Records to use:
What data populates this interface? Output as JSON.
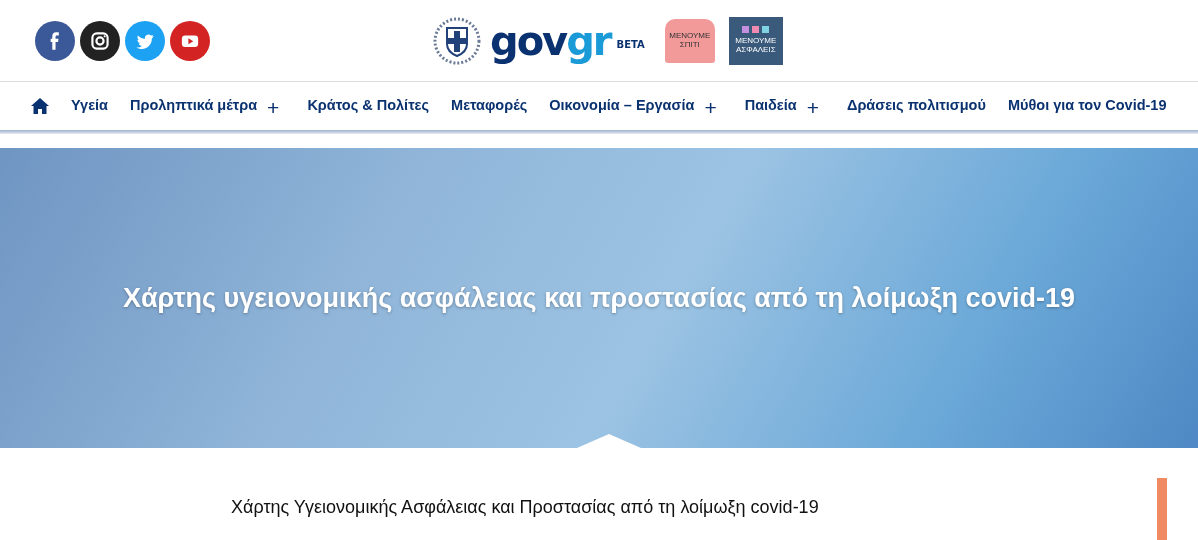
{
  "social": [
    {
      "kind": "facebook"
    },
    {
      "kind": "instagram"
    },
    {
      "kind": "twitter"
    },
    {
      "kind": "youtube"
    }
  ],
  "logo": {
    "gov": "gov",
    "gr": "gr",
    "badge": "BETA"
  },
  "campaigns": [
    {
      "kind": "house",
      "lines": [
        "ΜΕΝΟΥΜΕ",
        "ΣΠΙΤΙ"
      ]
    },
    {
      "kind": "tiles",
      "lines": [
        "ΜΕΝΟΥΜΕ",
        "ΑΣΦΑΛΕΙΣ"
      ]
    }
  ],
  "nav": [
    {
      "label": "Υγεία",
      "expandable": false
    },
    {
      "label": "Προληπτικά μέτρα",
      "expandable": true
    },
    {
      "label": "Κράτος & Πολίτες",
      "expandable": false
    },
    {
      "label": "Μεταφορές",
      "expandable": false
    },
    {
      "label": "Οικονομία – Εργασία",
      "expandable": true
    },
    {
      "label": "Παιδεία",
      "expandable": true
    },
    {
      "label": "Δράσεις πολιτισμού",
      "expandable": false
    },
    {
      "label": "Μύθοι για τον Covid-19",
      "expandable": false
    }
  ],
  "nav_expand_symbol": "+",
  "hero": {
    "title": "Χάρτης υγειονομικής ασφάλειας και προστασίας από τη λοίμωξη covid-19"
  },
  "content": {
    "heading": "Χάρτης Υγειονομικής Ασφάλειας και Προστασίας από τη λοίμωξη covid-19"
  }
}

* * *

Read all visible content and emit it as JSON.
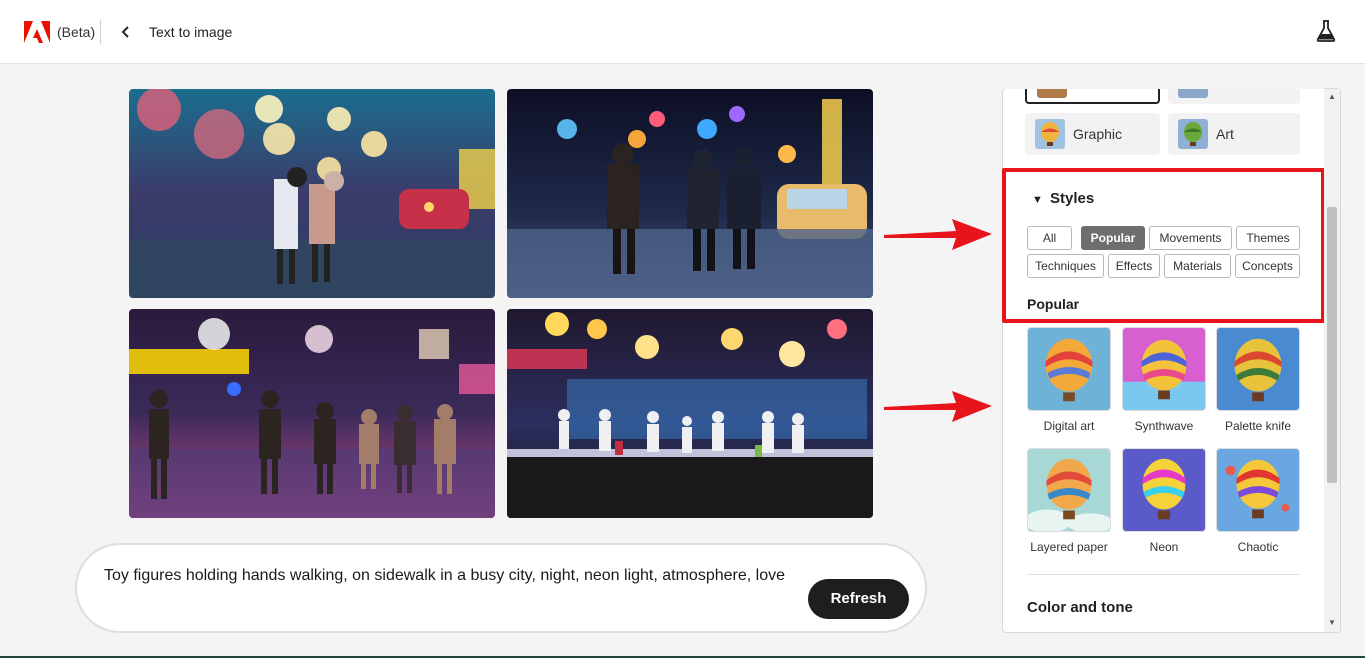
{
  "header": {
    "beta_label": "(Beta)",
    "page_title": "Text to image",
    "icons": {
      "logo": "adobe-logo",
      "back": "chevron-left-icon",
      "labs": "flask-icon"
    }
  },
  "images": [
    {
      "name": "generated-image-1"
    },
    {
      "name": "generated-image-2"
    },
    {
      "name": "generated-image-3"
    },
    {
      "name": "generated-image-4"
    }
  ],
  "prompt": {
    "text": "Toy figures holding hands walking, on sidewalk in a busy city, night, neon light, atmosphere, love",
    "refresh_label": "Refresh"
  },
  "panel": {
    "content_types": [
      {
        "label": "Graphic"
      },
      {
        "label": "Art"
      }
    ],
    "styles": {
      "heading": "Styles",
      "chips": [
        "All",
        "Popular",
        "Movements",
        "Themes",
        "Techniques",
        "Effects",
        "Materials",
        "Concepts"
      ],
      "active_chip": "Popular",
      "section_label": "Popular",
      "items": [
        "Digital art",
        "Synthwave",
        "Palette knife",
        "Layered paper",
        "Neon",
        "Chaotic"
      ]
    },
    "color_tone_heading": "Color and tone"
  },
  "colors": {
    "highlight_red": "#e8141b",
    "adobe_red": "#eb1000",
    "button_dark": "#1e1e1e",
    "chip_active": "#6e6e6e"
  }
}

What the exercise asks: Count the lines in the records above that contain the word "Popular", and give only the number.

Completed exercise: 3